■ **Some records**

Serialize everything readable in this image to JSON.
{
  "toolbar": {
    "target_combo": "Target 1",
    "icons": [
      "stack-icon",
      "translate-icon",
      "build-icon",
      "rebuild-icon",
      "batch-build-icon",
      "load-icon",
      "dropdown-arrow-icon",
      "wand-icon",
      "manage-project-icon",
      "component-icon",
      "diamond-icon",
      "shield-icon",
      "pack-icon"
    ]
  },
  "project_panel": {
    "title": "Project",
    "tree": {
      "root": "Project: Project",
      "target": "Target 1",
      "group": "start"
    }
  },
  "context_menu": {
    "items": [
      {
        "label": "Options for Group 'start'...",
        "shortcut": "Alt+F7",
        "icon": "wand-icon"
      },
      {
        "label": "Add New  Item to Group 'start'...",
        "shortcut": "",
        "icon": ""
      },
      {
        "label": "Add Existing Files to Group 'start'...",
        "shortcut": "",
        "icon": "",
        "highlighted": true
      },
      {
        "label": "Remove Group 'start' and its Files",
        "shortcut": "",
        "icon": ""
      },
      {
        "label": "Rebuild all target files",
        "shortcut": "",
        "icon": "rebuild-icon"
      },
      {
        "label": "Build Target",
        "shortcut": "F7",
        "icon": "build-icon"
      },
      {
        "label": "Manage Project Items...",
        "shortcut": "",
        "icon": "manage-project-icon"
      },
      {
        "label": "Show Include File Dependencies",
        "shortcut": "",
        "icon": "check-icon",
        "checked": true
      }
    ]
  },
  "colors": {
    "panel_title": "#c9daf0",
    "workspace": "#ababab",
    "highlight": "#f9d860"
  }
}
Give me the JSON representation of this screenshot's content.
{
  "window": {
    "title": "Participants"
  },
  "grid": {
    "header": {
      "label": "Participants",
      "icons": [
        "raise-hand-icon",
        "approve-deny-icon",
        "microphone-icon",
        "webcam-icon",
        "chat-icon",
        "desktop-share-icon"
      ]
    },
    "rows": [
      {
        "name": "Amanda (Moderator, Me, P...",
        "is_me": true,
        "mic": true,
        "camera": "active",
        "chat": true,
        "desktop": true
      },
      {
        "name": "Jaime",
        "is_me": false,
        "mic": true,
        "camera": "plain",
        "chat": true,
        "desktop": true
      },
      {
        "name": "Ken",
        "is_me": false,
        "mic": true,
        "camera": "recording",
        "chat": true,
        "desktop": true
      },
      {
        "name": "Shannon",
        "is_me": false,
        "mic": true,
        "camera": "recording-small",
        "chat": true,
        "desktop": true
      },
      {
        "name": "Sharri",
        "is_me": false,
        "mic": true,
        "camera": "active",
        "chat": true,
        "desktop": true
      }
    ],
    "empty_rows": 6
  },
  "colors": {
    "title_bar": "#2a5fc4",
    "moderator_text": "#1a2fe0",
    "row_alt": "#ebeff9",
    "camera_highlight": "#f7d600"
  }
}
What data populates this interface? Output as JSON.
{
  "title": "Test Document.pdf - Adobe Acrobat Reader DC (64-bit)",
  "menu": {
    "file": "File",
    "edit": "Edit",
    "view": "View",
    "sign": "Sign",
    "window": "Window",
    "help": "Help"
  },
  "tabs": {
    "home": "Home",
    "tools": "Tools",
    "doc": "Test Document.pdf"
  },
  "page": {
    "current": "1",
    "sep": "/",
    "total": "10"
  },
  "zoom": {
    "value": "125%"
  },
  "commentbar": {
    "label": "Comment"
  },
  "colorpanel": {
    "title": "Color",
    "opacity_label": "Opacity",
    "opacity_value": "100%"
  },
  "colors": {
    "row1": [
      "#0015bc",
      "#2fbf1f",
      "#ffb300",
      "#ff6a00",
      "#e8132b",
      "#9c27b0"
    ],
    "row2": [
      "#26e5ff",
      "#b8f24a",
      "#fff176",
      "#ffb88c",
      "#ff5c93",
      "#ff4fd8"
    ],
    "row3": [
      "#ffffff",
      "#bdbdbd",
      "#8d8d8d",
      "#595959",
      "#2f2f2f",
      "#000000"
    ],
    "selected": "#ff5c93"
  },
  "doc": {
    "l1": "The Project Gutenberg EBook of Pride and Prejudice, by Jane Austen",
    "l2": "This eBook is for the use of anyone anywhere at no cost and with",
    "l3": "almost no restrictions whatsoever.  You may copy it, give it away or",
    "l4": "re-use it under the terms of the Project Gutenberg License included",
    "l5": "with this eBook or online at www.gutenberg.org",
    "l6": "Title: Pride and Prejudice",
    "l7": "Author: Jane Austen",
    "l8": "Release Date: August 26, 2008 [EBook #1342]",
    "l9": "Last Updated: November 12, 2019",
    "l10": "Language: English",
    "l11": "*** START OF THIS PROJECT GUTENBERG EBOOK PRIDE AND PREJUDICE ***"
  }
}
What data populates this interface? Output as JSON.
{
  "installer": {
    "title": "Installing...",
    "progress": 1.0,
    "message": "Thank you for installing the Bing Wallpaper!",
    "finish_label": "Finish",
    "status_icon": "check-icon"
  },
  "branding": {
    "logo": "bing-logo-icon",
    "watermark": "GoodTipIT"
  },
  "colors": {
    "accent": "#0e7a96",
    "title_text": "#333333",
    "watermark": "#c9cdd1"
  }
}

■ **PROBLEM TO SOLVE**
Report all lines of the data above that include the string "Document".

■ **RESULT OF THIS EXERCISE**
  "title": "Test Document.pdf - Adobe Acrobat Reader DC (64-bit)",
    "doc": "Test Document.pdf"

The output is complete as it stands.